◆ **PROBLEM REQUIREMENTS**
The entries below are to be transcribed in full, without their images.

(Page layout parsing data)
====
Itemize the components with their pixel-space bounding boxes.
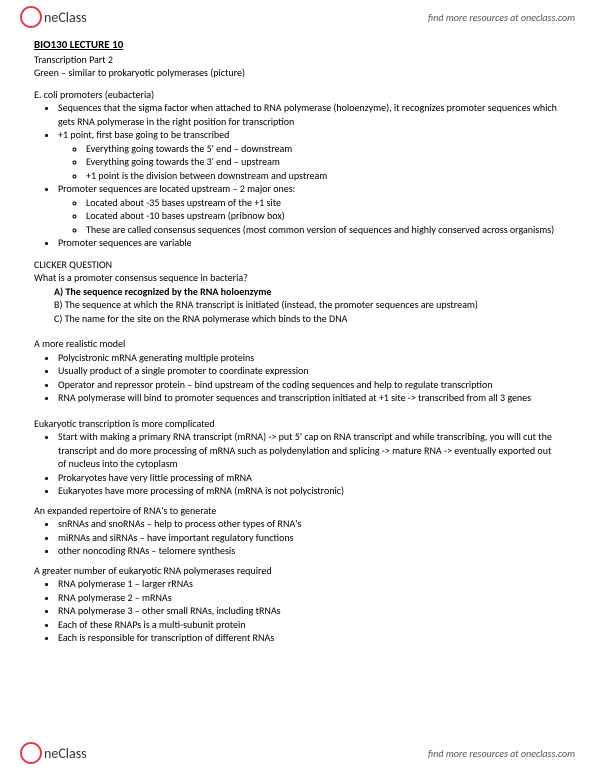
list-item: Prokaryotes have very little processing … xyxy=(58,471,561,485)
euk-list: Start with making a primary RNA transcri… xyxy=(34,430,561,498)
clicker-section: CLICKER QUESTION What is a promoter cons… xyxy=(34,258,561,326)
doc-title: BIO130 LECTURE 10 xyxy=(34,38,561,53)
list-item: snRNAs and snoRNAs – help to process oth… xyxy=(58,517,561,531)
list-item: RNA polymerase 2 – mRNAs xyxy=(58,591,561,605)
sublist: Located about -35 bases upstream of the … xyxy=(58,196,561,237)
sublist: Everything going towards the 5' end – do… xyxy=(58,142,561,183)
ecoli-heading: E. coli promoters (eubacteria) xyxy=(34,88,561,102)
option-c: C) The name for the site on the RNA poly… xyxy=(34,312,561,326)
footer-tagline: find more resources at oneclass.com xyxy=(428,747,575,760)
ecoli-list: Sequences that the sigma factor when att… xyxy=(34,101,561,250)
brand-logo-footer: neClass xyxy=(20,742,87,764)
list-item: Eukaryotes have more processing of mRNA … xyxy=(58,484,561,498)
clicker-question: What is a promoter consensus sequence in… xyxy=(34,271,561,285)
brand-name: neClass xyxy=(44,9,87,26)
list-item: Each of these RNAPs is a multi-subunit p… xyxy=(58,618,561,632)
euk-heading: Eukaryotic transcription is more complic… xyxy=(34,417,561,431)
option-label: B) xyxy=(54,298,62,311)
list-item: These are called consensus sequences (mo… xyxy=(86,223,561,237)
list-item: other noncoding RNAs – telomere synthesi… xyxy=(58,544,561,558)
option-text: The sequence at which the RNA transcript… xyxy=(65,298,478,311)
list-item: Operator and repressor protein – bind up… xyxy=(58,378,561,392)
expanded-heading: An expanded repertoire of RNA's to gener… xyxy=(34,504,561,518)
item-text: +1 point, first base going to be transcr… xyxy=(58,128,229,141)
document-content: BIO130 LECTURE 10 Transcription Part 2 G… xyxy=(0,34,595,685)
logo-circle-icon xyxy=(20,742,42,764)
list-item: RNA polymerase will bind to promoter seq… xyxy=(58,391,561,405)
header-tagline: find more resources at oneclass.com xyxy=(428,11,575,24)
option-b: B) The sequence at which the RNA transcr… xyxy=(34,298,561,312)
list-item: Located about -35 bases upstream of the … xyxy=(86,196,561,210)
list-item: Sequences that the sigma factor when att… xyxy=(58,101,561,128)
list-item: Polycistronic mRNA generating multiple p… xyxy=(58,351,561,365)
realistic-heading: A more realistic model xyxy=(34,337,561,351)
list-item: Start with making a primary RNA transcri… xyxy=(58,430,561,471)
item-text: Promoter sequences are located upstream … xyxy=(58,182,295,195)
list-item: Usually product of a single promoter to … xyxy=(58,364,561,378)
clicker-heading: CLICKER QUESTION xyxy=(34,258,561,272)
option-text: The name for the site on the RNA polymer… xyxy=(65,312,348,325)
green-note: Green – similar to prokaryotic polymeras… xyxy=(34,66,561,80)
greater-list: RNA polymerase 1 – larger rRNAs RNA poly… xyxy=(34,577,561,645)
logo-circle-icon xyxy=(20,6,42,28)
greater-heading: A greater number of eukaryotic RNA polym… xyxy=(34,564,561,578)
option-a: A) The sequence recognized by the RNA ho… xyxy=(34,285,561,299)
list-item: Each is responsible for transcription of… xyxy=(58,631,561,645)
page-header: neClass find more resources at oneclass.… xyxy=(0,0,595,34)
list-item: RNA polymerase 1 – larger rRNAs xyxy=(58,577,561,591)
expanded-list: snRNAs and snoRNAs – help to process oth… xyxy=(34,517,561,558)
option-text: The sequence recognized by the RNA holoe… xyxy=(65,285,271,298)
list-item: miRNAs and siRNAs – have important regul… xyxy=(58,531,561,545)
list-item: Everything going towards the 3' end – up… xyxy=(86,155,561,169)
option-label: A) xyxy=(54,285,63,298)
list-item: Located about -10 bases upstream (pribno… xyxy=(86,209,561,223)
brand-name-footer: neClass xyxy=(44,745,87,762)
page-footer: neClass find more resources at oneclass.… xyxy=(0,736,595,770)
list-item: Promoter sequences are variable xyxy=(58,236,561,250)
list-item: +1 point is the division between downstr… xyxy=(86,169,561,183)
list-item: Everything going towards the 5' end – do… xyxy=(86,142,561,156)
list-item: RNA polymerase 3 – other small RNAs, inc… xyxy=(58,604,561,618)
brand-logo: neClass xyxy=(20,6,87,28)
option-label: C) xyxy=(54,312,62,325)
list-item: Promoter sequences are located upstream … xyxy=(58,182,561,236)
list-item: +1 point, first base going to be transcr… xyxy=(58,128,561,182)
doc-subtitle: Transcription Part 2 xyxy=(34,53,561,67)
realistic-list: Polycistronic mRNA generating multiple p… xyxy=(34,351,561,405)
====
◆ **THE COMPLETED TASK**
Itemize the components with their pixel-space bounding boxes.
list-item: Prokaryotes have very little processing … xyxy=(58,471,561,485)
euk-list: Start with making a primary RNA transcri… xyxy=(34,430,561,498)
clicker-section: CLICKER QUESTION What is a promoter cons… xyxy=(34,258,561,326)
doc-title: BIO130 LECTURE 10 xyxy=(34,38,561,53)
list-item: snRNAs and snoRNAs – help to process oth… xyxy=(58,517,561,531)
list-item: RNA polymerase 2 – mRNAs xyxy=(58,591,561,605)
sublist: Located about -35 bases upstream of the … xyxy=(58,196,561,237)
sublist: Everything going towards the 5' end – do… xyxy=(58,142,561,183)
ecoli-heading: E. coli promoters (eubacteria) xyxy=(34,88,561,102)
option-c: C) The name for the site on the RNA poly… xyxy=(34,312,561,326)
footer-tagline: find more resources at oneclass.com xyxy=(428,747,575,760)
ecoli-list: Sequences that the sigma factor when att… xyxy=(34,101,561,250)
brand-logo-footer: neClass xyxy=(20,742,87,764)
list-item: Eukaryotes have more processing of mRNA … xyxy=(58,484,561,498)
clicker-question: What is a promoter consensus sequence in… xyxy=(34,271,561,285)
brand-name: neClass xyxy=(44,9,87,26)
list-item: Each of these RNAPs is a multi-subunit p… xyxy=(58,618,561,632)
euk-heading: Eukaryotic transcription is more complic… xyxy=(34,417,561,431)
option-label: B) xyxy=(54,298,62,311)
list-item: These are called consensus sequences (mo… xyxy=(86,223,561,237)
list-item: other noncoding RNAs – telomere synthesi… xyxy=(58,544,561,558)
option-text: The sequence at which the RNA transcript… xyxy=(65,298,478,311)
list-item: Operator and repressor protein – bind up… xyxy=(58,378,561,392)
expanded-heading: An expanded repertoire of RNA's to gener… xyxy=(34,504,561,518)
item-text: +1 point, first base going to be transcr… xyxy=(58,128,229,141)
document-content: BIO130 LECTURE 10 Transcription Part 2 G… xyxy=(0,34,595,685)
logo-circle-icon xyxy=(20,742,42,764)
list-item: RNA polymerase will bind to promoter seq… xyxy=(58,391,561,405)
header-tagline: find more resources at oneclass.com xyxy=(428,11,575,24)
option-b: B) The sequence at which the RNA transcr… xyxy=(34,298,561,312)
list-item: Located about -35 bases upstream of the … xyxy=(86,196,561,210)
list-item: Sequences that the sigma factor when att… xyxy=(58,101,561,128)
list-item: Polycistronic mRNA generating multiple p… xyxy=(58,351,561,365)
realistic-heading: A more realistic model xyxy=(34,337,561,351)
list-item: Start with making a primary RNA transcri… xyxy=(58,430,561,471)
item-text: Promoter sequences are located upstream … xyxy=(58,182,295,195)
list-item: Usually product of a single promoter to … xyxy=(58,364,561,378)
clicker-heading: CLICKER QUESTION xyxy=(34,258,561,272)
option-text: The name for the site on the RNA polymer… xyxy=(65,312,348,325)
green-note: Green – similar to prokaryotic polymeras… xyxy=(34,66,561,80)
greater-list: RNA polymerase 1 – larger rRNAs RNA poly… xyxy=(34,577,561,645)
logo-circle-icon xyxy=(20,6,42,28)
greater-heading: A greater number of eukaryotic RNA polym… xyxy=(34,564,561,578)
option-a: A) The sequence recognized by the RNA ho… xyxy=(34,285,561,299)
list-item: Each is responsible for transcription of… xyxy=(58,631,561,645)
page-header: neClass find more resources at oneclass.… xyxy=(0,0,595,34)
list-item: RNA polymerase 1 – larger rRNAs xyxy=(58,577,561,591)
expanded-list: snRNAs and snoRNAs – help to process oth… xyxy=(34,517,561,558)
option-text: The sequence recognized by the RNA holoe… xyxy=(65,285,271,298)
list-item: miRNAs and siRNAs – have important regul… xyxy=(58,531,561,545)
list-item: Everything going towards the 3' end – up… xyxy=(86,155,561,169)
option-label: A) xyxy=(54,285,63,298)
list-item: Located about -10 bases upstream (pribno… xyxy=(86,209,561,223)
brand-name-footer: neClass xyxy=(44,745,87,762)
page-footer: neClass find more resources at oneclass.… xyxy=(0,736,595,770)
list-item: Promoter sequences are variable xyxy=(58,236,561,250)
list-item: +1 point is the division between downstr… xyxy=(86,169,561,183)
list-item: Everything going towards the 5' end – do… xyxy=(86,142,561,156)
list-item: RNA polymerase 3 – other small RNAs, inc… xyxy=(58,604,561,618)
brand-logo: neClass xyxy=(20,6,87,28)
option-label: C) xyxy=(54,312,62,325)
list-item: Promoter sequences are located upstream … xyxy=(58,182,561,236)
list-item: +1 point, first base going to be transcr… xyxy=(58,128,561,182)
doc-subtitle: Transcription Part 2 xyxy=(34,53,561,67)
realistic-list: Polycistronic mRNA generating multiple p… xyxy=(34,351,561,405)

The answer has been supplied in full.